**PROBLEM DETAILS**
Write out every line of each item as a JSON list of strings, one string per line, leaving out blank lines.

**SUPPLIED MATERIAL**
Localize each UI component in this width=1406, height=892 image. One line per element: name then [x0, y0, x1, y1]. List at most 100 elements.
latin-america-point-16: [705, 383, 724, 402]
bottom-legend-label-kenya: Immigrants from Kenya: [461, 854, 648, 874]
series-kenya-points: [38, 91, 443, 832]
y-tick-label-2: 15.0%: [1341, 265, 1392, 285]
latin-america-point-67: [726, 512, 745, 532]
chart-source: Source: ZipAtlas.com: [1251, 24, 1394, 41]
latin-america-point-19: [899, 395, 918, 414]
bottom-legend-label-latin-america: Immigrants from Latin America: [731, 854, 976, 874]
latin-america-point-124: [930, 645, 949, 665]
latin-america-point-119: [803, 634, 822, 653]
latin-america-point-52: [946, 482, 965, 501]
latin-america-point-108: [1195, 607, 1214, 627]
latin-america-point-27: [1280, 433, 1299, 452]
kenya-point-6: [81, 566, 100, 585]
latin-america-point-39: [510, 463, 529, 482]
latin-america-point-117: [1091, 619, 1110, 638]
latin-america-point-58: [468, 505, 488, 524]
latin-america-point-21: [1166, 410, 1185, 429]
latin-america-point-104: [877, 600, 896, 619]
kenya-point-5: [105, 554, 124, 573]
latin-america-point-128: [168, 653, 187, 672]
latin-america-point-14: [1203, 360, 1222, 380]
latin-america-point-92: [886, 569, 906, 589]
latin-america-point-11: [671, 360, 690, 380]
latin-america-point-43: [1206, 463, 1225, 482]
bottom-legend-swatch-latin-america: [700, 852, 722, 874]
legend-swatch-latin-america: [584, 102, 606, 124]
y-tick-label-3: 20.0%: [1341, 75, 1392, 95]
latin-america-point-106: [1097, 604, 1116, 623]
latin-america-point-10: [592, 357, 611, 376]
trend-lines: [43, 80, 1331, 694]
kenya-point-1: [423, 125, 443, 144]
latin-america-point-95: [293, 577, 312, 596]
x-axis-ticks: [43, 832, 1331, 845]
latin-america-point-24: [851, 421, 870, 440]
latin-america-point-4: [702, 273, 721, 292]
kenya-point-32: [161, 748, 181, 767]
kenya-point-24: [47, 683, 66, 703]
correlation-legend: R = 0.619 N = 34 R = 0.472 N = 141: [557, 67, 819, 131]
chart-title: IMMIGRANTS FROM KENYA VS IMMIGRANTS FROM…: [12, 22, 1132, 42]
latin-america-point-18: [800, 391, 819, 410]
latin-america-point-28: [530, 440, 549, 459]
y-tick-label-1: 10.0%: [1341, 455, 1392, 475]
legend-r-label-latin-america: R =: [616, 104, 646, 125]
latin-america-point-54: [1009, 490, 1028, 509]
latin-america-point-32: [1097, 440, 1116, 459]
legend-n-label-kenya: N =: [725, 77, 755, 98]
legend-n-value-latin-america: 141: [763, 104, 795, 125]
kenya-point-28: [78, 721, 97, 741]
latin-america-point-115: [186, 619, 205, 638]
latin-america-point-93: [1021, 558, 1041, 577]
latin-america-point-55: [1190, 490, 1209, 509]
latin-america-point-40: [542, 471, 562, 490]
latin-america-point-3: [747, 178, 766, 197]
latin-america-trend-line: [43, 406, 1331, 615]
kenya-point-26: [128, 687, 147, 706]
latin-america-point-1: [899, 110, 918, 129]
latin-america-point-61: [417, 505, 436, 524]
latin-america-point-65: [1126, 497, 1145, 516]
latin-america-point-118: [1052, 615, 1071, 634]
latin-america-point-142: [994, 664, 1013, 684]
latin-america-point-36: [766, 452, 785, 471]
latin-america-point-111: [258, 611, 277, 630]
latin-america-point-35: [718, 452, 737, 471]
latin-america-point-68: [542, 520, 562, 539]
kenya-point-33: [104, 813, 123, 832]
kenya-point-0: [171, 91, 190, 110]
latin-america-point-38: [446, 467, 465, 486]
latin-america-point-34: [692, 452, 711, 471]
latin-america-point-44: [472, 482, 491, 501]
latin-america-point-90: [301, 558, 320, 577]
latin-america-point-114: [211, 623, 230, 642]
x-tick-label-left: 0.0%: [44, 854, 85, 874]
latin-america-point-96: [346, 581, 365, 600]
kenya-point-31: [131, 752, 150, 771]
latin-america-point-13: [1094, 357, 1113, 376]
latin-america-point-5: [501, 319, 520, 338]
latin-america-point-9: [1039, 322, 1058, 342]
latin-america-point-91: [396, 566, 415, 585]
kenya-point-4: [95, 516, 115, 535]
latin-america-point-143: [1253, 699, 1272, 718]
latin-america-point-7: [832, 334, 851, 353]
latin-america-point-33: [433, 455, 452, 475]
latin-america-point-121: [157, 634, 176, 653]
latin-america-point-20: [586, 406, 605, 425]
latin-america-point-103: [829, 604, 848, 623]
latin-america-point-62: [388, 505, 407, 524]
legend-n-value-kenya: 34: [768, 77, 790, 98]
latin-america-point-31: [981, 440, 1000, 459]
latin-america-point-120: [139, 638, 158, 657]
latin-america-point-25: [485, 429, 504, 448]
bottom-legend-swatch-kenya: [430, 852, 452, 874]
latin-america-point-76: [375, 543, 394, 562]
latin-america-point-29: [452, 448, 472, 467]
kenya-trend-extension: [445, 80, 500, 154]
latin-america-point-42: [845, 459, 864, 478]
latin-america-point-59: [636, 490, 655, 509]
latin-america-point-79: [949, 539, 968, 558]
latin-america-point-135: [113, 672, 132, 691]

**EXPECTED OUTPUT**
[
  "Localize each UI component in this width=1406, height=892 image. One line per element: name then [x0, y0, x1, y1]. List at most 100 elements.",
  "latin-america-point-16: [705, 383, 724, 402]",
  "bottom-legend-label-kenya: Immigrants from Kenya: [461, 854, 648, 874]",
  "series-kenya-points: [38, 91, 443, 832]",
  "y-tick-label-2: 15.0%: [1341, 265, 1392, 285]",
  "latin-america-point-67: [726, 512, 745, 532]",
  "chart-source: Source: ZipAtlas.com: [1251, 24, 1394, 41]",
  "latin-america-point-19: [899, 395, 918, 414]",
  "bottom-legend-label-latin-america: Immigrants from Latin America: [731, 854, 976, 874]",
  "latin-america-point-124: [930, 645, 949, 665]",
  "latin-america-point-119: [803, 634, 822, 653]",
  "latin-america-point-52: [946, 482, 965, 501]",
  "latin-america-point-108: [1195, 607, 1214, 627]",
  "latin-america-point-27: [1280, 433, 1299, 452]",
  "kenya-point-6: [81, 566, 100, 585]",
  "latin-america-point-39: [510, 463, 529, 482]",
  "latin-america-point-117: [1091, 619, 1110, 638]",
  "latin-america-point-58: [468, 505, 488, 524]",
  "latin-america-point-21: [1166, 410, 1185, 429]",
  "latin-america-point-104: [877, 600, 896, 619]",
  "kenya-point-5: [105, 554, 124, 573]",
  "latin-america-point-128: [168, 653, 187, 672]",
  "latin-america-point-14: [1203, 360, 1222, 380]",
  "latin-america-point-92: [886, 569, 906, 589]",
  "latin-america-point-11: [671, 360, 690, 380]",
  "latin-america-point-43: [1206, 463, 1225, 482]",
  "bottom-legend-swatch-latin-america: [700, 852, 722, 874]",
  "legend-swatch-latin-america: [584, 102, 606, 124]",
  "y-tick-label-3: 20.0%: [1341, 75, 1392, 95]",
  "latin-america-point-106: [1097, 604, 1116, 623]",
  "latin-america-point-10: [592, 357, 611, 376]",
  "trend-lines: [43, 80, 1331, 694]",
  "kenya-point-1: [423, 125, 443, 144]",
  "latin-america-point-95: [293, 577, 312, 596]",
  "x-axis-ticks: [43, 832, 1331, 845]",
  "latin-america-point-24: [851, 421, 870, 440]",
  "latin-america-point-4: [702, 273, 721, 292]",
  "kenya-point-32: [161, 748, 181, 767]",
  "kenya-point-24: [47, 683, 66, 703]",
  "correlation-legend: R = 0.619 N = 34 R = 0.472 N = 141: [557, 67, 819, 131]",
  "chart-title: IMMIGRANTS FROM KENYA VS IMMIGRANTS FROM…: [12, 22, 1132, 42]",
  "latin-america-point-18: [800, 391, 819, 410]",
  "latin-america-point-28: [530, 440, 549, 459]",
  "y-tick-label-1: 10.0%: [1341, 455, 1392, 475]",
  "legend-r-label-latin-america: R =: [616, 104, 646, 125]",
  "latin-america-point-54: [1009, 490, 1028, 509]",
  "latin-america-point-32: [1097, 440, 1116, 459]",
  "legend-n-label-kenya: N =: [725, 77, 755, 98]",
  "legend-n-value-latin-america: 141: [763, 104, 795, 125]",
  "kenya-point-28: [78, 721, 97, 741]",
  "latin-america-point-115: [186, 619, 205, 638]",
  "latin-america-point-93: [1021, 558, 1041, 577]",
  "latin-america-point-55: [1190, 490, 1209, 509]",
  "latin-america-point-40: [542, 471, 562, 490]",
  "latin-america-point-3: [747, 178, 766, 197]",
  "latin-america-trend-line: [43, 406, 1331, 615]",
  "kenya-point-26: [128, 687, 147, 706]",
  "latin-america-point-1: [899, 110, 918, 129]",
  "latin-america-point-61: [417, 505, 436, 524]",
  "latin-america-point-65: [1126, 497, 1145, 516]",
  "latin-america-point-118: [1052, 615, 1071, 634]",
  "latin-america-point-142: [994, 664, 1013, 684]",
  "latin-america-point-36: [766, 452, 785, 471]",
  "latin-america-point-111: [258, 611, 277, 630]",
  "latin-america-point-35: [718, 452, 737, 471]",
  "latin-america-point-68: [542, 520, 562, 539]",
  "kenya-point-33: [104, 813, 123, 832]",
  "kenya-point-0: [171, 91, 190, 110]",
  "latin-america-point-38: [446, 467, 465, 486]",
  "latin-america-point-34: [692, 452, 711, 471]",
  "latin-america-point-44: [472, 482, 491, 501]",
  "latin-america-point-90: [301, 558, 320, 577]",
  "latin-america-point-114: [211, 623, 230, 642]",
  "x-tick-label-left: 0.0%: [44, 854, 85, 874]",
  "latin-america-point-96: [346, 581, 365, 600]",
  "kenya-point-31: [131, 752, 150, 771]",
  "latin-america-point-13: [1094, 357, 1113, 376]",
  "latin-america-point-5: [501, 319, 520, 338]",
  "latin-america-point-9: [1039, 322, 1058, 342]",
  "latin-america-point-91: [396, 566, 415, 585]",
  "kenya-point-4: [95, 516, 115, 535]",
  "latin-america-point-143: [1253, 699, 1272, 718]",
  "latin-america-point-7: [832, 334, 851, 353]",
  "latin-america-point-33: [433, 455, 452, 475]",
  "latin-america-point-121: [157, 634, 176, 653]",
  "latin-america-point-20: [586, 406, 605, 425]",
  "latin-america-point-103: [829, 604, 848, 623]",
  "latin-america-point-62: [388, 505, 407, 524]",
  "legend-n-value-kenya: 34: [768, 77, 790, 98]",
  "latin-america-point-31: [981, 440, 1000, 459]",
  "latin-america-point-120: [139, 638, 158, 657]",
  "latin-america-point-25: [485, 429, 504, 448]",
  "bottom-legend-swatch-kenya: [430, 852, 452, 874]",
  "latin-america-point-76: [375, 543, 394, 562]",
  "latin-america-point-29: [452, 448, 472, 467]",
  "kenya-trend-extension: [445, 80, 500, 154]",
  "latin-america-point-42: [845, 459, 864, 478]",
  "latin-america-point-59: [636, 490, 655, 509]",
  "latin-america-point-79: [949, 539, 968, 558]",
  "latin-america-point-135: [113, 672, 132, 691]"
]